=== Exercise material ===
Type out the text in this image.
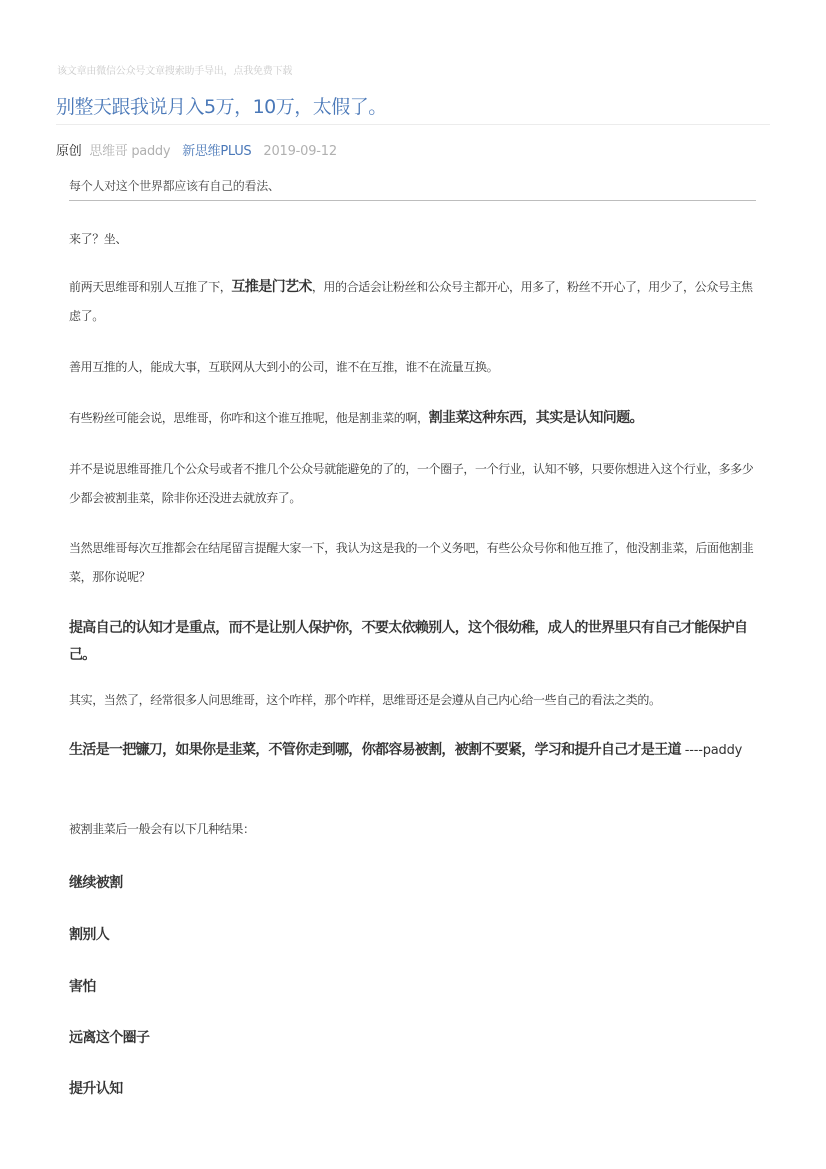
该文章由微信公众号文章搜索助手导出，点我免费下载
别整天跟我说月入5万，10万，太假了。
原创 思维哥 paddy 新思维PLUS 2019-09-12
每个人对这个世界都应该有自己的看法、

来了？坐、

前两天思维哥和别人互推了下，互推是门艺术，用的合适会让粉丝和公众号主都开心，用多了，粉丝不开心了，用少了，公众号主焦虑了。

善用互推的人，能成大事，互联网从大到小的公司，谁不在互推，谁不在流量互换。

有些粉丝可能会说，思维哥，你咋和这个谁互推呢，他是割韭菜的啊，割韭菜这种东西，其实是认知问题。

并不是说思维哥推几个公众号或者不推几个公众号就能避免的了的，一个圈子，一个行业，认知不够，只要你想进入这个行业，多多少少都会被割韭菜，除非你还没进去就放弃了。

当然思维哥每次互推都会在结尾留言提醒大家一下，我认为这是我的一个义务吧，有些公众号你和他互推了，他没割韭菜，后面他割韭菜，那你说呢？

提高自己的认知才是重点，而不是让别人保护你，不要太依赖别人，这个很幼稚，成人的世界里只有自己才能保护自己。

其实，当然了，经常很多人问思维哥，这个咋样，那个咋样，思维哥还是会遵从自己内心给一些自己的看法之类的。

生活是一把镰刀，如果你是韭菜，不管你走到哪，你都容易被割，被割不要紧，学习和提升自己才是王道 ----paddy

被割韭菜后一般会有以下几种结果：

继续被割
割别人
害怕
远离这个圈子
提升认知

=== Set exercise ===
Restate every record exactly, please; do not copy the pictures.

=== Task solution ===
Type out the text in this image.
该文章由微信公众号文章搜索助手导出，点我免费下载
别整天跟我说月入5万，10万，太假了。
原创 思维哥 paddy 新思维PLUS 2019-09-12
每个人对这个世界都应该有自己的看法、

来了？坐、

前两天思维哥和别人互推了下，互推是门艺术，用的合适会让粉丝和公众号主都开心，用多了，粉丝不开心了，用少了，公众号主焦虑了。

善用互推的人，能成大事，互联网从大到小的公司，谁不在互推，谁不在流量互换。

有些粉丝可能会说，思维哥，你咋和这个谁互推呢，他是割韭菜的啊，割韭菜这种东西，其实是认知问题。

并不是说思维哥推几个公众号或者不推几个公众号就能避免的了的，一个圈子，一个行业，认知不够，只要你想进入这个行业，多多少少都会被割韭菜，除非你还没进去就放弃了。

当然思维哥每次互推都会在结尾留言提醒大家一下，我认为这是我的一个义务吧，有些公众号你和他互推了，他没割韭菜，后面他割韭菜，那你说呢？

提高自己的认知才是重点，而不是让别人保护你，不要太依赖别人，这个很幼稚，成人的世界里只有自己才能保护自己。

其实，当然了，经常很多人问思维哥，这个咋样，那个咋样，思维哥还是会遵从自己内心给一些自己的看法之类的。

生活是一把镰刀，如果你是韭菜，不管你走到哪，你都容易被割，被割不要紧，学习和提升自己才是王道 ----paddy

被割韭菜后一般会有以下几种结果：

继续被割
割别人
害怕
远离这个圈子
提升认知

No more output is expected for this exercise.